WHAT THIS TASK INVOLVES: From the listing below, extract each line containing the string "title".

Entries with figure data:
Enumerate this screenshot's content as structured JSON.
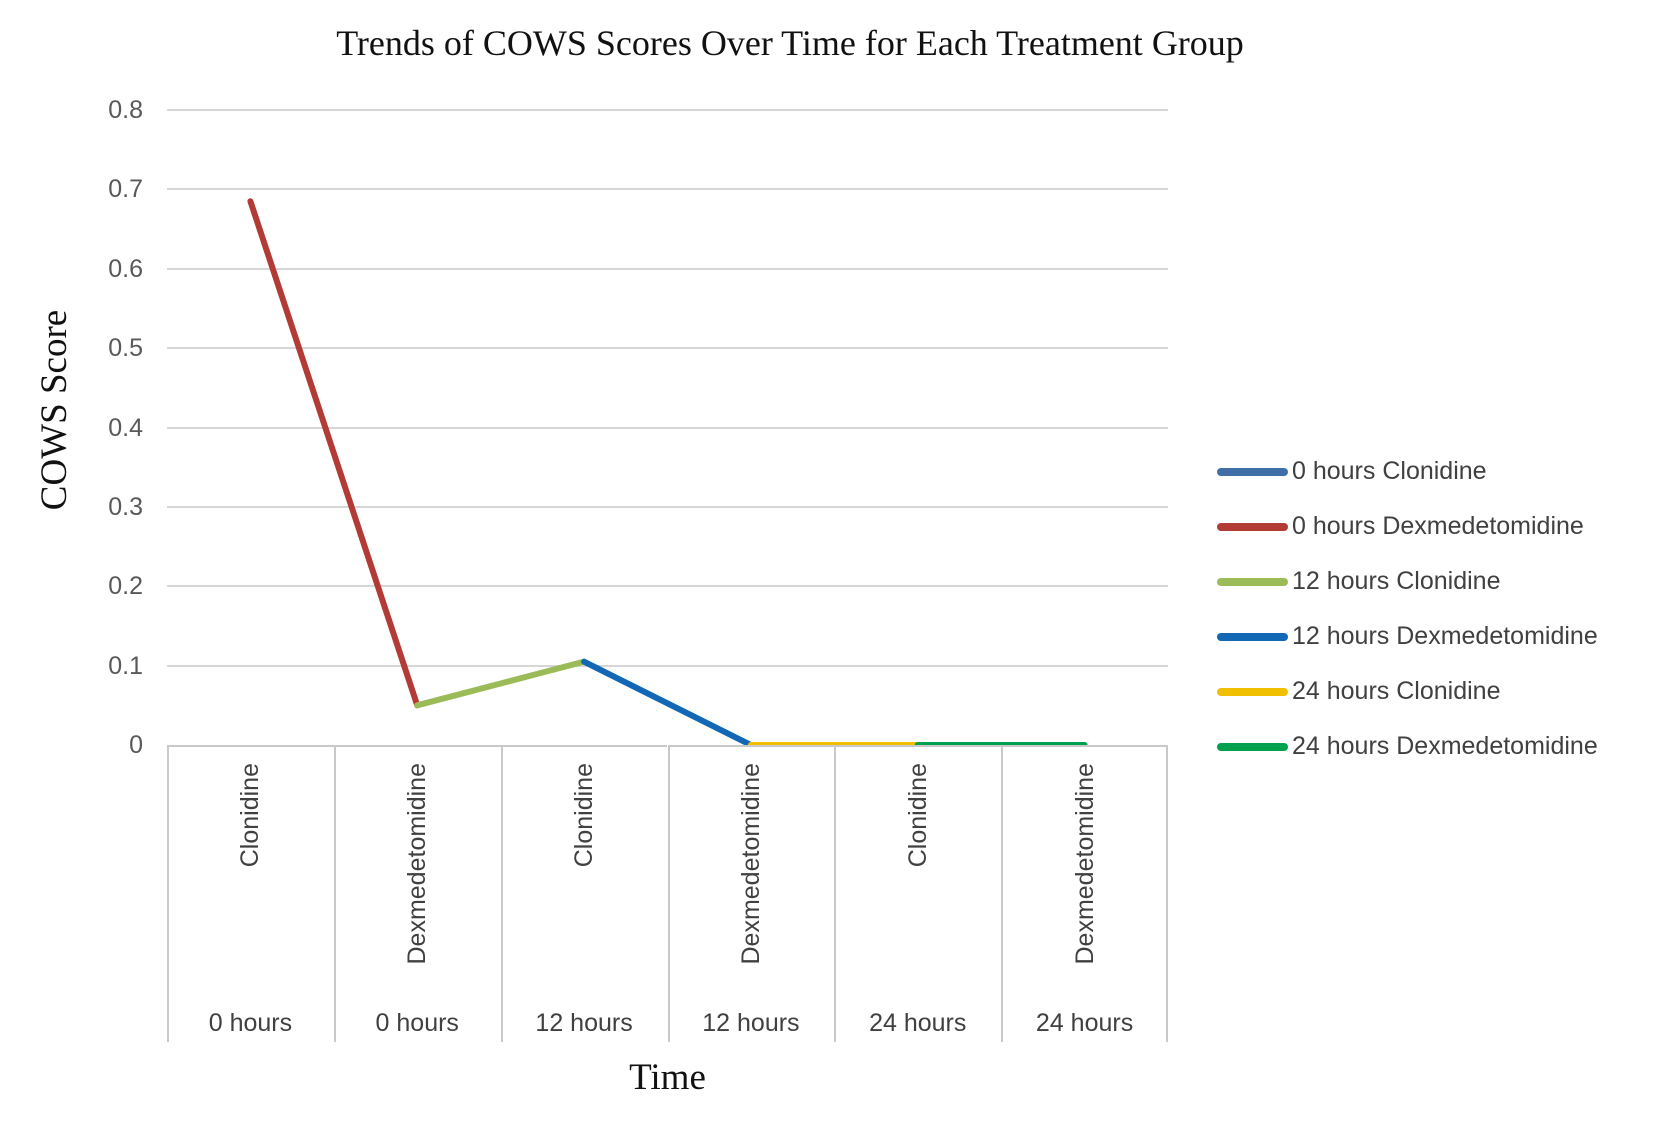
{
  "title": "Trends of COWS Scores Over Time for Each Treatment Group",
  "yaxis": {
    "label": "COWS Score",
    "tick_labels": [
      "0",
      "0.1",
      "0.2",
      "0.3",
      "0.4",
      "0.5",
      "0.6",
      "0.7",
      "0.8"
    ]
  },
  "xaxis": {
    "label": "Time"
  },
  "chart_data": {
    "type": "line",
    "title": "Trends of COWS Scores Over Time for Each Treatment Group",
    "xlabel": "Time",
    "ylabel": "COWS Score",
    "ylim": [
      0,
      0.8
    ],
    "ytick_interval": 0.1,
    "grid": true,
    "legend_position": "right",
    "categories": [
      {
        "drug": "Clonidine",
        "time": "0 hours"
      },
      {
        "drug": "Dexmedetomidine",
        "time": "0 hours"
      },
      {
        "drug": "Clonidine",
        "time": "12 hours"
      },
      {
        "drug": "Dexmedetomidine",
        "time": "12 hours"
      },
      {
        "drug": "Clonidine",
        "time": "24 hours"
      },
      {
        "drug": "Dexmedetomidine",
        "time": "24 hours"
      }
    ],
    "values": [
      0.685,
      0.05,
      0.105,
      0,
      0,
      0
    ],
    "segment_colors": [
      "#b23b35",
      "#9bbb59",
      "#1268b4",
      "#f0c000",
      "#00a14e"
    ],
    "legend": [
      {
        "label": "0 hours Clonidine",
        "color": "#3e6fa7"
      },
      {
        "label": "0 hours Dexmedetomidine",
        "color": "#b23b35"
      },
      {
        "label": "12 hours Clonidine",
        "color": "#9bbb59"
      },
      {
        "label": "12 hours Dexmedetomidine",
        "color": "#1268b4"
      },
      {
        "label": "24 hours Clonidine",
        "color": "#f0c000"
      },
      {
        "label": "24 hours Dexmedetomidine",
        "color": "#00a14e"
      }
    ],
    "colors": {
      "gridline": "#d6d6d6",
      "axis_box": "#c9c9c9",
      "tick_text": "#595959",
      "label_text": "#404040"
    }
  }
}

RIGHT ANSWER:
  "title": "Trends of COWS Scores Over Time for Each Treatment Group",
    "title": "Trends of COWS Scores Over Time for Each Treatment Group",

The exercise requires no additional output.